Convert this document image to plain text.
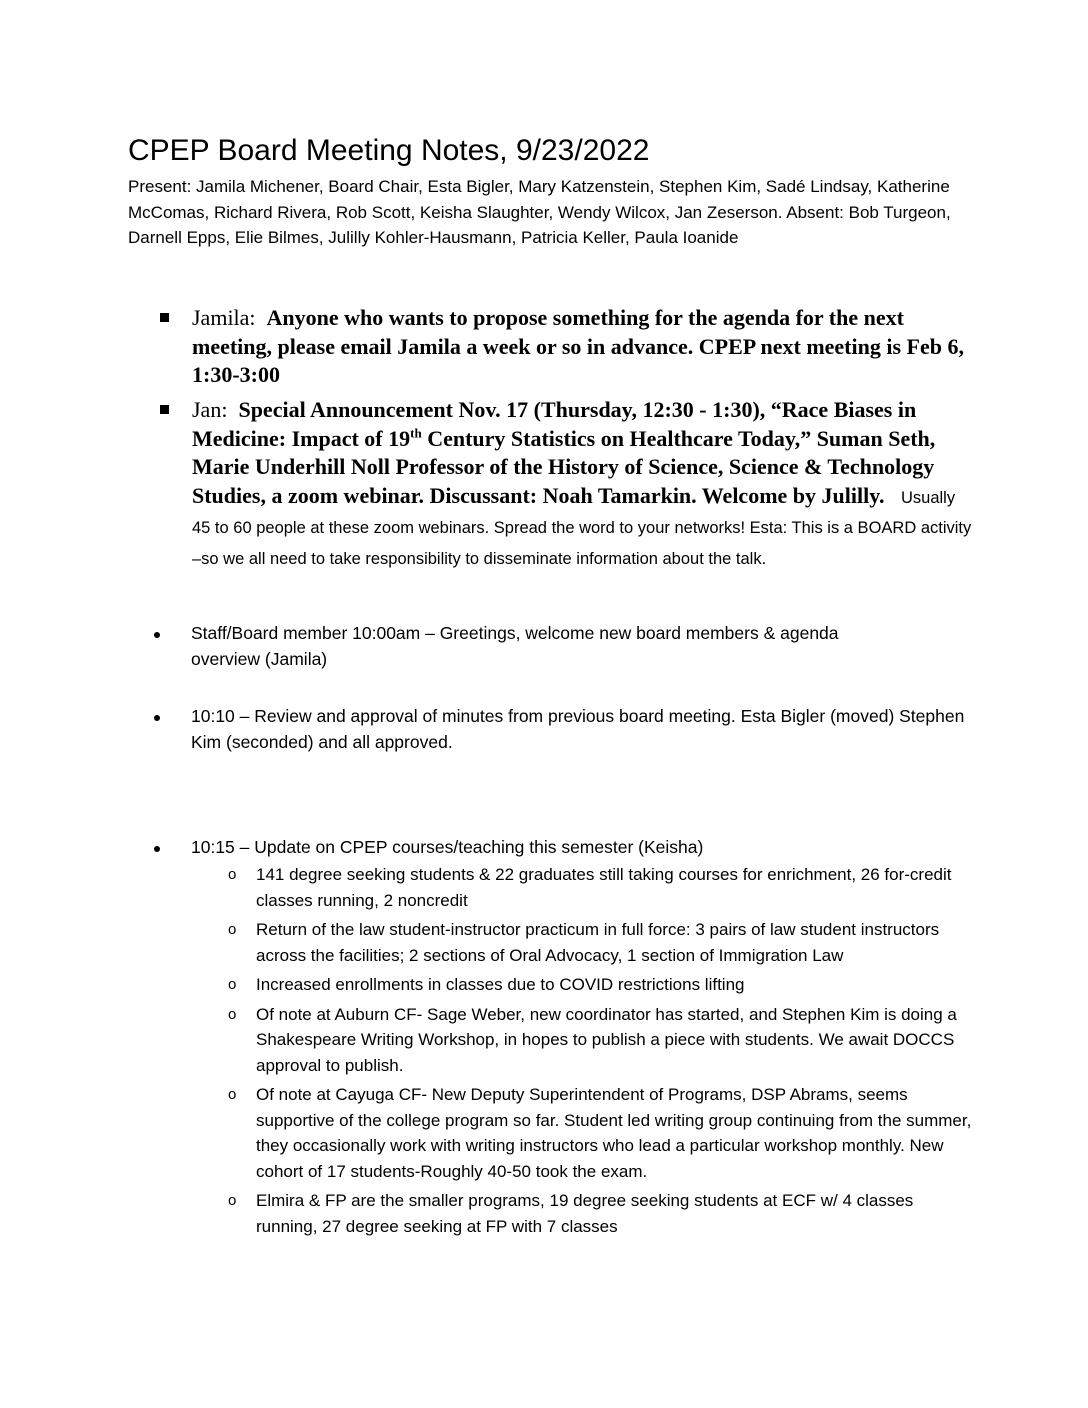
CPEP Board Meeting Notes, 9/23/2022

Present: Jamila Michener, Board Chair, Esta Bigler, Mary Katzenstein, Stephen Kim, Sadé Lindsay, Katherine McComas, Richard Rivera, Rob Scott, Keisha Slaughter, Wendy Wilcox, Jan Zeserson. Absent: Bob Turgeon, Darnell Epps, Elie Bilmes, Julilly Kohler-Hausmann, Patricia Keller, Paula Ioanide

Jamila: Anyone who wants to propose something for the agenda for the next meeting, please email Jamila a week or so in advance. CPEP next meeting is Feb 6, 1:30-3:00
Jan: Special Announcement Nov. 17 (Thursday, 12:30 - 1:30), “Race Biases in Medicine: Impact of 19th Century Statistics on Healthcare Today,” Suman Seth, Marie Underhill Noll Professor of the History of Science, Science & Technology Studies, a zoom webinar. Discussant: Noah Tamarkin. Welcome by Julilly. Usually 45 to 60 people at these zoom webinars. Spread the word to your networks! Esta: This is a BOARD activity –so we all need to take responsibility to disseminate information about the talk.
Staff/Board member 10:00am – Greetings, welcome new board members & agenda overview (Jamila)
10:10 – Review and approval of minutes from previous board meeting. Esta Bigler (moved) Stephen Kim (seconded) and all approved.
10:15 – Update on CPEP courses/teaching this semester (Keisha)
o 141 degree seeking students & 22 graduates still taking courses for enrichment, 26 for-credit classes running, 2 noncredit
o Return of the law student-instructor practicum in full force: 3 pairs of law student instructors across the facilities; 2 sections of Oral Advocacy, 1 section of Immigration Law
o Increased enrollments in classes due to COVID restrictions lifting
o Of note at Auburn CF- Sage Weber, new coordinator has started, and Stephen Kim is doing a Shakespeare Writing Workshop, in hopes to publish a piece with students. We await DOCCS approval to publish.
o Of note at Cayuga CF- New Deputy Superintendent of Programs, DSP Abrams, seems supportive of the college program so far. Student led writing group continuing from the summer, they occasionally work with writing instructors who lead a particular workshop monthly. New cohort of 17 students-Roughly 40-50 took the exam.
o Elmira & FP are the smaller programs, 19 degree seeking students at ECF w/ 4 classes running, 27 degree seeking at FP with 7 classes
★ ★ ★
PROBLEM TO WORK ON: Search the data above for lines holding "Julilly" and copy each of them.

THE REPLY:
Present: Jamila Michener, Board Chair, Esta Bigler, Mary Katzenstein, Stephen Kim, Sadé Lindsay, Katherine McComas, Richard Rivera, Rob Scott, Keisha Slaughter, Wendy Wilcox, Jan Zeserson. Absent: Bob Turgeon, Darnell Epps, Elie Bilmes, Julilly Kohler-Hausmann, Patricia Keller, Paula Ioanide
Jan: Special Announcement Nov. 17 (Thursday, 12:30 - 1:30), “Race Biases in Medicine: Impact of 19th Century Statistics on Healthcare Today,” Suman Seth, Marie Underhill Noll Professor of the History of Science, Science & Technology Studies, a zoom webinar. Discussant: Noah Tamarkin. Welcome by Julilly. Usually 45 to 60 people at these zoom webinars. Spread the word to your networks! Esta: This is a BOARD activity –so we all need to take responsibility to disseminate information about the talk.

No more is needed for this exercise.